▶ [RECORD EXTRACTS]:
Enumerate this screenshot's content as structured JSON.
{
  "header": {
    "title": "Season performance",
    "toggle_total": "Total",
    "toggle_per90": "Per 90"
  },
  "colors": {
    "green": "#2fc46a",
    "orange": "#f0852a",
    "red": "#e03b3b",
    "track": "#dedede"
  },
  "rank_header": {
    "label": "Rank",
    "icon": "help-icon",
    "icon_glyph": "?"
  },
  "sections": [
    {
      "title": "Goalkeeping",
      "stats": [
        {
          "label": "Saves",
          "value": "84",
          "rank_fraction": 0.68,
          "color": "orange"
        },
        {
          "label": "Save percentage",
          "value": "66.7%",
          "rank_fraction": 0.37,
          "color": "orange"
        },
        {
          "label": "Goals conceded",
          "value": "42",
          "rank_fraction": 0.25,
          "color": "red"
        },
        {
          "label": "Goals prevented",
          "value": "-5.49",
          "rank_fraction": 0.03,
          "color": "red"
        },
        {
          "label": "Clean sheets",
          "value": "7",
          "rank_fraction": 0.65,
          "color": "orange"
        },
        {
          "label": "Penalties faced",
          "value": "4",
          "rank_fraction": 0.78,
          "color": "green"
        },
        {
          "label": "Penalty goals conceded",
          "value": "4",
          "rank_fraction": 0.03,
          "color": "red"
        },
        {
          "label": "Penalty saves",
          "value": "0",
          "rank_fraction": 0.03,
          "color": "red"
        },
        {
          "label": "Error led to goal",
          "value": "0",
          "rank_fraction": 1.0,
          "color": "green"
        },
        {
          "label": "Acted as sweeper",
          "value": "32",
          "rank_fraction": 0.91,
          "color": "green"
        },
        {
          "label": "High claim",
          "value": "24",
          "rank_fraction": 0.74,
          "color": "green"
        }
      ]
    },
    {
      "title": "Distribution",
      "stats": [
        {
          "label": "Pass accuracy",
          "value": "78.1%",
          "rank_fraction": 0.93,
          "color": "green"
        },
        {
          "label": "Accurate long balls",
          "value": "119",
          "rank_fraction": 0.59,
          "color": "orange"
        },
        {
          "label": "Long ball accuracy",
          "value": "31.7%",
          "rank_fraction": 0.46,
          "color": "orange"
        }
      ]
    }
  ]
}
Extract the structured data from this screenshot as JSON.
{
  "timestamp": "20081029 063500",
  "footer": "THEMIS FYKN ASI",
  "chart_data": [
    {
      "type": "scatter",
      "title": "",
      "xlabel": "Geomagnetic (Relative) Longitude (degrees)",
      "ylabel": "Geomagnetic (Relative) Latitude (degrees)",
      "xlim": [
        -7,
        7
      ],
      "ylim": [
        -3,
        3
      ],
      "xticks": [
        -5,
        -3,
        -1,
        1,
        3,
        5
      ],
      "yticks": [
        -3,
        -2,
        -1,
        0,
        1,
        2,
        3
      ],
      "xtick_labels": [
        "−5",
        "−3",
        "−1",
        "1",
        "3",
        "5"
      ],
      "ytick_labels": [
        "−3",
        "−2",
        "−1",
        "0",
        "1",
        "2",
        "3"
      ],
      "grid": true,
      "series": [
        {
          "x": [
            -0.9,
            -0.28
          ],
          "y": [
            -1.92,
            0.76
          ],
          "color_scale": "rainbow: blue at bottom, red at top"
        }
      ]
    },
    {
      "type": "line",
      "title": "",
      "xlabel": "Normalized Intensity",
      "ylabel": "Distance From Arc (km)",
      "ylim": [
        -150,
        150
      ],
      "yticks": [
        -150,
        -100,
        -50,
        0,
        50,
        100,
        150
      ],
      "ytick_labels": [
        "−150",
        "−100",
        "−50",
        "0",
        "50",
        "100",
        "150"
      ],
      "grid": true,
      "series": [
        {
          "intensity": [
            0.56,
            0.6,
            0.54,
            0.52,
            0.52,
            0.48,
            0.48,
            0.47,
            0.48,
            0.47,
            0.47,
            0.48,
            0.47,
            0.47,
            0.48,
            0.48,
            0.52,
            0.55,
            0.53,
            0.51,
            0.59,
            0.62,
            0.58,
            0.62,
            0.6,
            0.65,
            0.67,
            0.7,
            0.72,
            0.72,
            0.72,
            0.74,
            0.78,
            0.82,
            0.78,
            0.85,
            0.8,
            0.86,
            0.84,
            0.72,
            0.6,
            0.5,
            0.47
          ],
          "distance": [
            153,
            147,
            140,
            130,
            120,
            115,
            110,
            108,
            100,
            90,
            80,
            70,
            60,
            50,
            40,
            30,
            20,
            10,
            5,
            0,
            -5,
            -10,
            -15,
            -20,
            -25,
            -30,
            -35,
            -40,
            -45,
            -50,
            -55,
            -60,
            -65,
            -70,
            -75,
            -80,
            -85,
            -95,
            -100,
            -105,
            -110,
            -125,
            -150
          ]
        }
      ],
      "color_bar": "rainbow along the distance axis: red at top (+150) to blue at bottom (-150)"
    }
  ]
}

▶ [SET PROBLEM]: Tally the lines in these entries that have the string "Geomagnetic" in them, then answer with the count and nothing else.

▶ [SOLUTION TO THIS PROBLEM]: 2